Texto proporcionado |
- - - -

Que una taxista me invite a escuchar música con oídos nuevos mediante la obra Música, solo música en conversaciones entre Haruki Murakami y Seiji Ozawa, no me dirán que no tiene su punto.

Que me hable de planteamientos filosóficos un vendedor de móviles porque ha observado cómo el cambio de este artilugio hace que la gente deje atrás parte de su historia, también tiene su punto.

O que se inaugure una plaza en honor de mi hermana Ana, tiene un punto muy especial.

Estas anécdotas tan cotidianas pero sensiblemente humanas van paralelas en el tiempo y en el espacio a las investigaciones de la astrónoma Yamila Miguel, profesora en la Universidad de Leiden (Holanda), donde estudia las atmósferas y los interiores de (exo)planetas para entender y vislumbrar sus orígenes. «Trabajo para comprender mejor nuestro lugar en el Universo», dice la doctora.

Así creo yo que, de manera simultánea, la vida cotidiana y los descubrimientos científicos más sofisticados nos hacen conocernos mejor y aprender más sobre nosotros mismos.

¿Sería atrevido entonces afirmar que el ser humano es fascinante y complejo?

Es que la atrayente belleza de una película de Bertolucci o la sinceridad y ternura de Berlanga, la subversión creativa de un bocado de nuestro Kisco García en el Choco, un cuadro perturbador de Maruja Mallo, un poema curativo y sanador de la gran Juana Castro o un estremecedor concierto de Mozart en la Mezquita por la Orquesta de Córdoba nos hacen creer en esa fascinación. Sigan ustedes añadiendo logros de esta humanidad, y observen que de forma equidistante esta humanidad desoye los gritos de la emigración, de la trata y la explotación laboral de menores, del crimen organizado, de la aberración de los vientres de alquiler, de la no solución al hambre y la pobreza, del enriquecimiento bastardo de la industria armamentística o de cualquier fanatismo... También en esta vía podemos engrosar la lista. Y es alarmante.

- - - -

Conjunto de datos |
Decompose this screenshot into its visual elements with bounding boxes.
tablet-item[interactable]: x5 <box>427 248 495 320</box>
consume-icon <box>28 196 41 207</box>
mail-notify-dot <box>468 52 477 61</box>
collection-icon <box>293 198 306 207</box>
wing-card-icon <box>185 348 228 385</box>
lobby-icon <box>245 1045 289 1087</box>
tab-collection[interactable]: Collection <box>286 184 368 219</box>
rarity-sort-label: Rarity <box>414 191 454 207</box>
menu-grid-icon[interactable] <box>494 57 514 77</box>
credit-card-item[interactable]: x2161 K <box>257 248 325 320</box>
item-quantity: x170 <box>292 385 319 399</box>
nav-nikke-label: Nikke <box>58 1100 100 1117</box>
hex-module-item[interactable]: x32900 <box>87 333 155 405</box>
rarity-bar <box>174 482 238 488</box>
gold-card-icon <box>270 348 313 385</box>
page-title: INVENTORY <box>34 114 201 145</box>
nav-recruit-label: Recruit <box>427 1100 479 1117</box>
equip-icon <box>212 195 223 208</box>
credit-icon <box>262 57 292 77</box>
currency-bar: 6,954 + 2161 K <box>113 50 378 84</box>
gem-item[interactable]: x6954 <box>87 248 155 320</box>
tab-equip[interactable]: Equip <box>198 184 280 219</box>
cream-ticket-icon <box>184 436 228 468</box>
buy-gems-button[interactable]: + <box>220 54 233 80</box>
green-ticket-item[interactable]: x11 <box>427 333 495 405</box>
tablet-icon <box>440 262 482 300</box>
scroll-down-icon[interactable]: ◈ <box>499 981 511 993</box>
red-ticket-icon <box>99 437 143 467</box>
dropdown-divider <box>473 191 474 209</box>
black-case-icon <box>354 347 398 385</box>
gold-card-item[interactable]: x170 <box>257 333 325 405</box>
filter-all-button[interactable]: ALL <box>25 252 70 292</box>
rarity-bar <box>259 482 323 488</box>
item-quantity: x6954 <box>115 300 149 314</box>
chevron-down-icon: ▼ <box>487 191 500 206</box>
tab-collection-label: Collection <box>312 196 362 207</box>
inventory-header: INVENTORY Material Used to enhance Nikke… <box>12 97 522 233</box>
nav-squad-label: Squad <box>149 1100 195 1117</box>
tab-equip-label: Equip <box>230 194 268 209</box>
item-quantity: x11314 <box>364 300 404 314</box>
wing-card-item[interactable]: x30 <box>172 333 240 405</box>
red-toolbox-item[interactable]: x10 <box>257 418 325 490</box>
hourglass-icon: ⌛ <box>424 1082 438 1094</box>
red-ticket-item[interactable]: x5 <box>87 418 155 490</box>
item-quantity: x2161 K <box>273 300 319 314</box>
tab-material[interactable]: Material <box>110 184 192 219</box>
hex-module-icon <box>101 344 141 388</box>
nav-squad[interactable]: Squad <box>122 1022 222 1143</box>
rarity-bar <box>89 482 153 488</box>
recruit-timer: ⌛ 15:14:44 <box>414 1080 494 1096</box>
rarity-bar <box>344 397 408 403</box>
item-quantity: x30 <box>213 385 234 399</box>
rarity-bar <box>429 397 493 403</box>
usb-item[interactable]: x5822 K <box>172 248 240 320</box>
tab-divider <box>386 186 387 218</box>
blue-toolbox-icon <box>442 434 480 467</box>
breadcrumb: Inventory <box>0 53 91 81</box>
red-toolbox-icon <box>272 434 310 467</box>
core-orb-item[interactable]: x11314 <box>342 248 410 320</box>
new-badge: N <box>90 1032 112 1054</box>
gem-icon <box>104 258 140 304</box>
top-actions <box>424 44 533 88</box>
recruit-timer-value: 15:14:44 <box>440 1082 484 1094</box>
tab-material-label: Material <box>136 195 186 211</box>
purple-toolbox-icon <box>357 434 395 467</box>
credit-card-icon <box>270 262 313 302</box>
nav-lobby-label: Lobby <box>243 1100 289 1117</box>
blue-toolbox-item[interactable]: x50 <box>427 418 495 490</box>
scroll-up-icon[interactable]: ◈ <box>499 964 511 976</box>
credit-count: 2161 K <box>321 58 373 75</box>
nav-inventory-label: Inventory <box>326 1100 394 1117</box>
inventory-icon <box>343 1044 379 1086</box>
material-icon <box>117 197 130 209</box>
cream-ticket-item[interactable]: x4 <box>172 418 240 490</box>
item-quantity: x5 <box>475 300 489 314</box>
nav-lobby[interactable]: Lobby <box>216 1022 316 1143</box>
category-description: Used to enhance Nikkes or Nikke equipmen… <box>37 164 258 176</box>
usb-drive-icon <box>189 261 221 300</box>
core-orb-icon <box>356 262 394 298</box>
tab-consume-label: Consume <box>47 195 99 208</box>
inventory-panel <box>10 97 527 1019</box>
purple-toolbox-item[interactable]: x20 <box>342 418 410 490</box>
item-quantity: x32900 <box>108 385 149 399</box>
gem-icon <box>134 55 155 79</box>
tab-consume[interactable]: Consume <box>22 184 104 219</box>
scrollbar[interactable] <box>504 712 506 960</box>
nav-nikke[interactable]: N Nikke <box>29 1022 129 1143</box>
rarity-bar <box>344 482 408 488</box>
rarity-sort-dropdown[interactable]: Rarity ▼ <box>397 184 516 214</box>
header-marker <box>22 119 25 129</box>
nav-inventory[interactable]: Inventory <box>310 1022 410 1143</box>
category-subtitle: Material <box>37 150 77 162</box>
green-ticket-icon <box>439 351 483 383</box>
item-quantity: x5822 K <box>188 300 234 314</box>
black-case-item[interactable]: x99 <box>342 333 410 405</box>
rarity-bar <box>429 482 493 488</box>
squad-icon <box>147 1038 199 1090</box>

- - - -

Lista de tareas |
1. Responde según el texto sobre el ser humano:
(a) ¿En qué universidad es profesora la astrónoma Yamila Miguel?
(b) ¿En honor de quién se inaugura una plaza?
(c) ¿Qué orquesta interpreta el concierto de Mozart en la Mezquita?
2. Escribe la continuación del texto sobre el ser humano a partir de su última oración.
Los ítems no son necesarios para resolver estas tareas.

Respuestas del ejercicio |
1.
(a) En la Universidad de Leiden (Holanda).
(b) De Ana, la hermana de quien escribe.
(c) La Orquesta de Córdoba.

2.
Pero siempre nos quedará la naturaleza. Desde la locura del baile circular de varias moscas en el centro de una habitación tibia, hasta los sobrecogedores acantilados del sur de California. Desde los cóleos casi gigantes en la acera de plaza Colón, hasta la turbadora Antártida y sus frailecillos volando a 88 kilómetros por hora.

En esta dicotomía nos debatimos, porque en el fondo sabemos muy poco de todo, de los demás, de lo que nos rodea y de dónde nos desenvolvemos con cuidado y cierta alarma.

Dentro del desasosiego personal y cuando necesito un subidón, me pongo a escuchar y ver a Gianna Nannini en 1988 interpretando I Maschi o en su enardecente concierto de 2016. Por cierto no se pierdan las ganas que le pone el batería, Monish Miller.

O busco consuelo en la lectura y encuentro a Ali Smith en su novela Otoño cuando el personaje de Elisabeth lee a Daniel: «Era el mejor de los tiempos, era el peor de los tiempos, era la edad de la sabiduría, era la edad de la sinrazón, era la época de la fe, era la época de la incredulidad, era el siglo de la luz, era el siglo de la tinieblas, era la primavera de la esperanza, era el invierno de la desesperación, lo teníamos todo, no teníamos nada».

¿Será así? ¿Será que no tenemos certezas?

¿Podemos concluir que el ser humano es fascinante? Sí. Y destructivo, también.